§ JOB
From the entries below, gather every line containing the string "real".

§ Data records
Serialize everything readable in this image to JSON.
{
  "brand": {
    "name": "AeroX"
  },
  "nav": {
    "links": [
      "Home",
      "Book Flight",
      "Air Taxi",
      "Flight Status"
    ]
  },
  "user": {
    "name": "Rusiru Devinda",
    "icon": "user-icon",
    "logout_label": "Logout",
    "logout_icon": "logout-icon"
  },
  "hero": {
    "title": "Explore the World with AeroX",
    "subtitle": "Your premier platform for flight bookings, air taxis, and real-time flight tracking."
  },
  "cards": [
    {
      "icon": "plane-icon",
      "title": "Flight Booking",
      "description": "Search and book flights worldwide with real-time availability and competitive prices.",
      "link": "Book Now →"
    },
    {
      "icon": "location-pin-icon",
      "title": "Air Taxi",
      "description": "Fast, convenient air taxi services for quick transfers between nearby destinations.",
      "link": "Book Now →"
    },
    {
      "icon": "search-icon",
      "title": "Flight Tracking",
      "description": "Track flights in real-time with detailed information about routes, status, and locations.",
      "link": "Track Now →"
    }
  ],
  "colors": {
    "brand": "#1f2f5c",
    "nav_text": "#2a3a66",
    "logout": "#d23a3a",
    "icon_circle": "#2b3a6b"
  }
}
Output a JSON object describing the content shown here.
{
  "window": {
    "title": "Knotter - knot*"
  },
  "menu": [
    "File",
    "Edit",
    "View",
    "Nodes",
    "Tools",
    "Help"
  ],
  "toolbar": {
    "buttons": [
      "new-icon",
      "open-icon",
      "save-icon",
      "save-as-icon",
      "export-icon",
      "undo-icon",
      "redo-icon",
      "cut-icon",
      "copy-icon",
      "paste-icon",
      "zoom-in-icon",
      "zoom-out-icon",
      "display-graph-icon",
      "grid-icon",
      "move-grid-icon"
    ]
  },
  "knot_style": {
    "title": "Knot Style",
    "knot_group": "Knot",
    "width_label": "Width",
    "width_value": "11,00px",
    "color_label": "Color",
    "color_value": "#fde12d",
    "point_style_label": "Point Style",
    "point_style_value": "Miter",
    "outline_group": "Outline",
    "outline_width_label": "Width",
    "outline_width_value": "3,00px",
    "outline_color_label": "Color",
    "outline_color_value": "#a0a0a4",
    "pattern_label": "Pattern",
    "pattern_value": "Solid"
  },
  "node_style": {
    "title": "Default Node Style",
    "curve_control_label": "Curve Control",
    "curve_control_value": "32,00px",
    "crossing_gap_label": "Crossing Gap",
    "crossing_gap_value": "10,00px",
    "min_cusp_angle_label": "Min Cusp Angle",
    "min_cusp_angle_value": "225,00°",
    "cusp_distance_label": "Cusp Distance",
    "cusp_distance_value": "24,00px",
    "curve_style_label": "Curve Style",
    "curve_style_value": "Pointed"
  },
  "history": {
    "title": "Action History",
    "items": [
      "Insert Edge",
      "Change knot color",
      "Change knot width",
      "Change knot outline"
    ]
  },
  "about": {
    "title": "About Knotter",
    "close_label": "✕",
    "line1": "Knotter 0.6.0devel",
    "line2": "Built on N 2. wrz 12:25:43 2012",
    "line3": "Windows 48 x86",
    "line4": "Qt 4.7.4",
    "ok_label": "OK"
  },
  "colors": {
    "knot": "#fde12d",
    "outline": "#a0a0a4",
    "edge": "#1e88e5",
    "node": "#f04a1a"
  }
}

§ COMPLETE OUTPUT
    "subtitle": "Your premier platform for flight bookings, air taxis, and real-time flight tracking."
      "description": "Search and book flights worldwide with real-time availability and competitive prices.",
      "description": "Track flights in real-time with detailed information about routes, status, and locations.",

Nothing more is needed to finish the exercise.